- DO THIS: What follows are records. Restate all of them word for word.

- THE DATA:
· · · · ·

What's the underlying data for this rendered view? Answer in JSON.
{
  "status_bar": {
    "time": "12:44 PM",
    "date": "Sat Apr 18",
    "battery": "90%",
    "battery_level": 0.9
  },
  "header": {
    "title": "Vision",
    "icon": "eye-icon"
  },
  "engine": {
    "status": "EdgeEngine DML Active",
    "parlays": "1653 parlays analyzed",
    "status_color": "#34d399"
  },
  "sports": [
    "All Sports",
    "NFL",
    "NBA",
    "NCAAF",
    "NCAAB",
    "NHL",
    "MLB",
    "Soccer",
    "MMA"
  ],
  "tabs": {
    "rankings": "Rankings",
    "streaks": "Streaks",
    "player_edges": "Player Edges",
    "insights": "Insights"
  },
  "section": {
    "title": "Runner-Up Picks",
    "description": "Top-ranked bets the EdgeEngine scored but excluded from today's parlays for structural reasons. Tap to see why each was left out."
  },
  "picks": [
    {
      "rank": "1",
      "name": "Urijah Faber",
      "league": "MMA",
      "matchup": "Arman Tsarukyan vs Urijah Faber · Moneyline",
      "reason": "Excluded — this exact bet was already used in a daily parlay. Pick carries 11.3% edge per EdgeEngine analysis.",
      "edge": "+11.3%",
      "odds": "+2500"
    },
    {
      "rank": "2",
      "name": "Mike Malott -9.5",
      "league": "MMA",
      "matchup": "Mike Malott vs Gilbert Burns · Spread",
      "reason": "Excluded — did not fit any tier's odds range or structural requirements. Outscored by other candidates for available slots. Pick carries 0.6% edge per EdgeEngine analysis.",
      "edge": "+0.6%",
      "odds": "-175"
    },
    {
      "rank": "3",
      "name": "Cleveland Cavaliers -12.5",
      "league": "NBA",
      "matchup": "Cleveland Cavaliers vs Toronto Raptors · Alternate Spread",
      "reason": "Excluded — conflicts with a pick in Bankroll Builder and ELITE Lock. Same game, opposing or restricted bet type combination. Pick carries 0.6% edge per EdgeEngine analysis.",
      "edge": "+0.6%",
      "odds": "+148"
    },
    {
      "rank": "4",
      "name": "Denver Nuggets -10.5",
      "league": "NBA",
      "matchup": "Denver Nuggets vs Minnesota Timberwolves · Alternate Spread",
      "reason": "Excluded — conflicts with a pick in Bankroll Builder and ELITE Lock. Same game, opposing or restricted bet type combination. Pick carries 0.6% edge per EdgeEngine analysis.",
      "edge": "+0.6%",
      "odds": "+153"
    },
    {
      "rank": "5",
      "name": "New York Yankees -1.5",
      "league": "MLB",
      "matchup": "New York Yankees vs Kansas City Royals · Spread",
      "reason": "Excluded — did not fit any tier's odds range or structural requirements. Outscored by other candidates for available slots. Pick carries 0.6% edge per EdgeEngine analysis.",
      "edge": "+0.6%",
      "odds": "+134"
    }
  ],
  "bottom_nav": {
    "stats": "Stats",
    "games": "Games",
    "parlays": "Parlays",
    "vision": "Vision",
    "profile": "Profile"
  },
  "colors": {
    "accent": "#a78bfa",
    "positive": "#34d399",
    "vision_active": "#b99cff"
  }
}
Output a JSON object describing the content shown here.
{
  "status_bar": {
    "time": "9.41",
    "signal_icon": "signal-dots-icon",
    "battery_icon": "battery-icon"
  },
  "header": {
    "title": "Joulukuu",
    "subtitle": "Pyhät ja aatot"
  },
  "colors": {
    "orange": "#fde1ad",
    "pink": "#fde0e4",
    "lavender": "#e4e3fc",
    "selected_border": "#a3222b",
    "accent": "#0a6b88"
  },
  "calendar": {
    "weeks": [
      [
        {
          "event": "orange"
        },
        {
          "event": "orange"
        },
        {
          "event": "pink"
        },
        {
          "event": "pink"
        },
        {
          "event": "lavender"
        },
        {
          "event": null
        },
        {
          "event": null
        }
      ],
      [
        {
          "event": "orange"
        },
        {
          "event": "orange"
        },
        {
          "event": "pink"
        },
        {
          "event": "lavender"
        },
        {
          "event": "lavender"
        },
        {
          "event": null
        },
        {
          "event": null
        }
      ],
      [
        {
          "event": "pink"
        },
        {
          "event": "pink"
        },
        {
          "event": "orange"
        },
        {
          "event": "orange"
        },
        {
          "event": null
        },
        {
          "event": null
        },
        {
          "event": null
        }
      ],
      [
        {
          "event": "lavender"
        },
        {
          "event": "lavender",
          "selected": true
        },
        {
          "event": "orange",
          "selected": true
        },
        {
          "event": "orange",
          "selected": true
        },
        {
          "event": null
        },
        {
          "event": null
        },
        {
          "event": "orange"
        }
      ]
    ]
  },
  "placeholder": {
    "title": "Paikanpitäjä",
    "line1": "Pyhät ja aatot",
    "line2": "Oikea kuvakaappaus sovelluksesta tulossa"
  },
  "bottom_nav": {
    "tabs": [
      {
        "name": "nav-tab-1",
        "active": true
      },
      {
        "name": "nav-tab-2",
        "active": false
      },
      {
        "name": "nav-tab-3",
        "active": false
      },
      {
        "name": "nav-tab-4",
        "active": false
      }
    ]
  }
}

· · · · ·

- RESULT OF THIS EXERCISE:
What's the underlying data for this rendered view? Answer in JSON.
{
  "status_bar": {
    "time": "12:44 PM",
    "date": "Sat Apr 18",
    "battery": "90%",
    "battery_level": 0.9
  },
  "header": {
    "title": "Vision",
    "icon": "eye-icon"
  },
  "engine": {
    "status": "EdgeEngine DML Active",
    "parlays": "1653 parlays analyzed",
    "status_color": "#34d399"
  },
  "sports": [
    "All Sports",
    "NFL",
    "NBA",
    "NCAAF",
    "NCAAB",
    "NHL",
    "MLB",
    "Soccer",
    "MMA"
  ],
  "tabs": {
    "rankings": "Rankings",
    "streaks": "Streaks",
    "player_edges": "Player Edges",
    "insights": "Insights"
  },
  "section": {
    "title": "Runner-Up Picks",
    "description": "Top-ranked bets the EdgeEngine scored but excluded from today's parlays for structural reasons. Tap to see why each was left out."
  },
  "picks": [
    {
      "rank": "1",
      "name": "Urijah Faber",
      "league": "MMA",
      "matchup": "Arman Tsarukyan vs Urijah Faber · Moneyline",
      "reason": "Excluded — this exact bet was already used in a daily parlay. Pick carries 11.3% edge per EdgeEngine analysis.",
      "edge": "+11.3%",
      "odds": "+2500"
    },
    {
      "rank": "2",
      "name": "Mike Malott -9.5",
      "league": "MMA",
      "matchup": "Mike Malott vs Gilbert Burns · Spread",
      "reason": "Excluded — did not fit any tier's odds range or structural requirements. Outscored by other candidates for available slots. Pick carries 0.6% edge per EdgeEngine analysis.",
      "edge": "+0.6%",
      "odds": "-175"
    },
    {
      "rank": "3",
      "name": "Cleveland Cavaliers -12.5",
      "league": "NBA",
      "matchup": "Cleveland Cavaliers vs Toronto Raptors · Alternate Spread",
      "reason": "Excluded — conflicts with a pick in Bankroll Builder and ELITE Lock. Same game, opposing or restricted bet type combination. Pick carries 0.6% edge per EdgeEngine analysis.",
      "edge": "+0.6%",
      "odds": "+148"
    },
    {
      "rank": "4",
      "name": "Denver Nuggets -10.5",
      "league": "NBA",
      "matchup": "Denver Nuggets vs Minnesota Timberwolves · Alternate Spread",
      "reason": "Excluded — conflicts with a pick in Bankroll Builder and ELITE Lock. Same game, opposing or restricted bet type combination. Pick carries 0.6% edge per EdgeEngine analysis.",
      "edge": "+0.6%",
      "odds": "+153"
    },
    {
      "rank": "5",
      "name": "New York Yankees -1.5",
      "league": "MLB",
      "matchup": "New York Yankees vs Kansas City Royals · Spread",
      "reason": "Excluded — did not fit any tier's odds range or structural requirements. Outscored by other candidates for available slots. Pick carries 0.6% edge per EdgeEngine analysis.",
      "edge": "+0.6%",
      "odds": "+134"
    }
  ],
  "bottom_nav": {
    "stats": "Stats",
    "games": "Games",
    "parlays": "Parlays",
    "vision": "Vision",
    "profile": "Profile"
  },
  "colors": {
    "accent": "#a78bfa",
    "positive": "#34d399",
    "vision_active": "#b99cff"
  }
}
Output a JSON object describing the content shown here.
{
  "status_bar": {
    "time": "9.41",
    "signal_icon": "signal-dots-icon",
    "battery_icon": "battery-icon"
  },
  "header": {
    "title": "Joulukuu",
    "subtitle": "Pyhät ja aatot"
  },
  "colors": {
    "orange": "#fde1ad",
    "pink": "#fde0e4",
    "lavender": "#e4e3fc",
    "selected_border": "#a3222b",
    "accent": "#0a6b88"
  },
  "calendar": {
    "weeks": [
      [
        {
          "event": "orange"
        },
        {
          "event": "orange"
        },
        {
          "event": "pink"
        },
        {
          "event": "pink"
        },
        {
          "event": "lavender"
        },
        {
          "event": null
        },
        {
          "event": null
        }
      ],
      [
        {
          "event": "orange"
        },
        {
          "event": "orange"
        },
        {
          "event": "pink"
        },
        {
          "event": "lavender"
        },
        {
          "event": "lavender"
        },
        {
          "event": null
        },
        {
          "event": null
        }
      ],
      [
        {
          "event": "pink"
        },
        {
          "event": "pink"
        },
        {
          "event": "orange"
        },
        {
          "event": "orange"
        },
        {
          "event": null
        },
        {
          "event": null
        },
        {
          "event": null
        }
      ],
      [
        {
          "event": "lavender"
        },
        {
          "event": "lavender",
          "selected": true
        },
        {
          "event": "orange",
          "selected": true
        },
        {
          "event": "orange",
          "selected": true
        },
        {
          "event": null
        },
        {
          "event": null
        },
        {
          "event": "orange"
        }
      ]
    ]
  },
  "placeholder": {
    "title": "Paikanpitäjä",
    "line1": "Pyhät ja aatot",
    "line2": "Oikea kuvakaappaus sovelluksesta tulossa"
  },
  "bottom_nav": {
    "tabs": [
      {
        "name": "nav-tab-1",
        "active": true
      },
      {
        "name": "nav-tab-2",
        "active": false
      },
      {
        "name": "nav-tab-3",
        "active": false
      },
      {
        "name": "nav-tab-4",
        "active": false
      }
    ]
  }
}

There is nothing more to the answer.